## Written request
Please retype the data in full and exactly; the pictures are not part of the copy.

### Material to process

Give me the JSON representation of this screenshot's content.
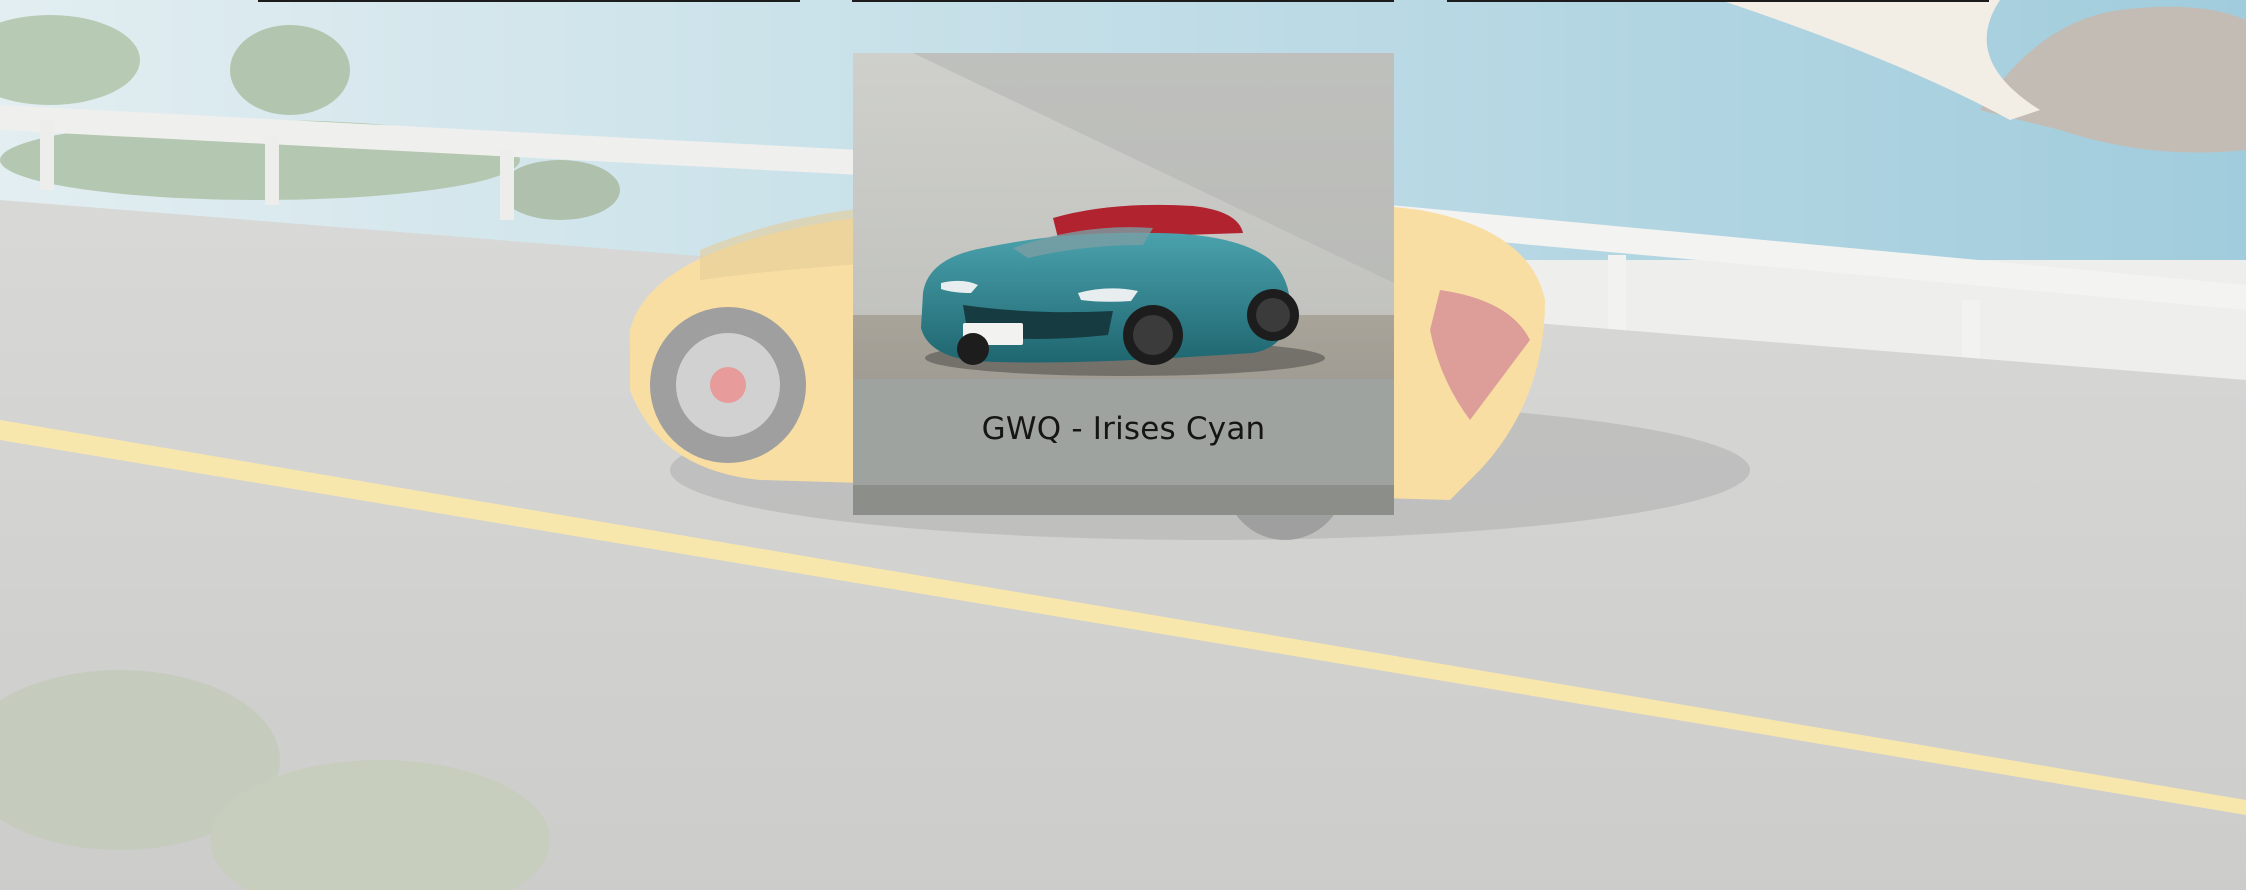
{
  "color_cards": [
    {
      "caption": "GWQ - Irises Cyan"
    }
  ],
  "colors": {
    "body_paint": "#2f7f8a",
    "soft_top": "#b0232f",
    "background_car": "#f2b633",
    "road_line": "#f0c94a",
    "divider": "#1c1c1c"
  }
}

######

## Result of the task
Give me the JSON representation of this screenshot's content.
{
  "color_cards": [
    {
      "caption": "GWQ - Irises Cyan"
    }
  ],
  "colors": {
    "body_paint": "#2f7f8a",
    "soft_top": "#b0232f",
    "background_car": "#f2b633",
    "road_line": "#f0c94a",
    "divider": "#1c1c1c"
  }
}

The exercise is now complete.